::: Recorded information :::
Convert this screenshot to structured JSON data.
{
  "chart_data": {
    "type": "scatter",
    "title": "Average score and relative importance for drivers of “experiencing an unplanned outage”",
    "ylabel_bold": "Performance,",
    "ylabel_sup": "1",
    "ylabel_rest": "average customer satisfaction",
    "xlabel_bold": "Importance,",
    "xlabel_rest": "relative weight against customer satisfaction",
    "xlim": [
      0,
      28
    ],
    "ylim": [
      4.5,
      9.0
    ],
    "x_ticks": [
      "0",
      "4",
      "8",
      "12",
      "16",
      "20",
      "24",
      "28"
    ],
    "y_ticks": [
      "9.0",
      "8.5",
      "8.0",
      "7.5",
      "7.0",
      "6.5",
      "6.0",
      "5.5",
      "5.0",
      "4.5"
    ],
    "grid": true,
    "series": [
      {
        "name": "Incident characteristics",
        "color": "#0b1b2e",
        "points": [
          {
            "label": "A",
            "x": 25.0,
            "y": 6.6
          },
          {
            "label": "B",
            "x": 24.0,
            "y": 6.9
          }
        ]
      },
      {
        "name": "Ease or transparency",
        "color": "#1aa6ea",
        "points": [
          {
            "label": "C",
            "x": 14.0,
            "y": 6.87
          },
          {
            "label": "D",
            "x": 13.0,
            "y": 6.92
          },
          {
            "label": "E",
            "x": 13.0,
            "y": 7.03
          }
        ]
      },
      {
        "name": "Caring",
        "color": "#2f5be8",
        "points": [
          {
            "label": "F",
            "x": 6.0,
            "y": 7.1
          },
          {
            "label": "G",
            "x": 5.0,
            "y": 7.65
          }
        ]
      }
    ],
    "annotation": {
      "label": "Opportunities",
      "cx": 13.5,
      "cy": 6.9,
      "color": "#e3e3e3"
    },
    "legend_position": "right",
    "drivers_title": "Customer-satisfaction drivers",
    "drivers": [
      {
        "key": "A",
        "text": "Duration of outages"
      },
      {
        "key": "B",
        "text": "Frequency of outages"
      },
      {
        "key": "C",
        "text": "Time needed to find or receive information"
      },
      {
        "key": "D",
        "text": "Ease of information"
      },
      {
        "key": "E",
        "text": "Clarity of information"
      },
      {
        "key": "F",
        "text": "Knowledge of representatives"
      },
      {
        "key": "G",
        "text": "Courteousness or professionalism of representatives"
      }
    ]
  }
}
:::
What you need to do: Isolate the lines that hold the word "Ease" and copy all of them.

Output of the task:
        "name": "Ease or transparency",
        "text": "Ease of information"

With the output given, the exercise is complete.